**What you have to do:**
Find the string "marker" in the entries and copy each line that has it.
-- start Exercise data --
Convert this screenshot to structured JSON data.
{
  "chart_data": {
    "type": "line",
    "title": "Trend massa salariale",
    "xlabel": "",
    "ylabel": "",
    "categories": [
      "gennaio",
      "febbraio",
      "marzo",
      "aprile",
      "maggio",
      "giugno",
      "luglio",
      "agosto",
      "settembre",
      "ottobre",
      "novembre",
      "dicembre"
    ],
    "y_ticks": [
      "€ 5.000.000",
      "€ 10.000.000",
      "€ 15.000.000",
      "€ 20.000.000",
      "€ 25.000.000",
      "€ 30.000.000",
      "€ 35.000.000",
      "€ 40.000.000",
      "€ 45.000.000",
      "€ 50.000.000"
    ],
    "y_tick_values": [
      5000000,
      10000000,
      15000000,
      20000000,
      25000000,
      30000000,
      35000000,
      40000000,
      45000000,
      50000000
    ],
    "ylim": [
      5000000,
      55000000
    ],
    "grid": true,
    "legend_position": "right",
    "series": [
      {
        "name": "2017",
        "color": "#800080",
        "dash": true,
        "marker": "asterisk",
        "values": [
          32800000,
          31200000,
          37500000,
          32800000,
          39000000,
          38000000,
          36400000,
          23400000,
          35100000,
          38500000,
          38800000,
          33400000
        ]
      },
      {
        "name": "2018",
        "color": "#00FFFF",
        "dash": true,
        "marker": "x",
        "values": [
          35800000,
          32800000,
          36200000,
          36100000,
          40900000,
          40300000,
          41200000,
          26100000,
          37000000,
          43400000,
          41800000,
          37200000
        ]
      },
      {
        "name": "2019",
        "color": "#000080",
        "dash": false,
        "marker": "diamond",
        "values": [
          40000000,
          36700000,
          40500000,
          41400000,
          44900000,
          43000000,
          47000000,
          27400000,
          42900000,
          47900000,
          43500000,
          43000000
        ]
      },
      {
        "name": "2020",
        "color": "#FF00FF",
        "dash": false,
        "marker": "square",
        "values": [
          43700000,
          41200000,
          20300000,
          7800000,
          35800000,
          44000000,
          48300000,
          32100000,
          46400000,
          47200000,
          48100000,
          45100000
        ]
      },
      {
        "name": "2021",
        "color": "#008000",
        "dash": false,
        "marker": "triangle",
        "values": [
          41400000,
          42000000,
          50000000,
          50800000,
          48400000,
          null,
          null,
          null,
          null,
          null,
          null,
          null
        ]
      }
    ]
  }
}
-- end Exercise data --
**Correct answer:**
        "marker": "asterisk",
        "marker": "x",
        "marker": "diamond",
        "marker": "square",
        "marker": "triangle",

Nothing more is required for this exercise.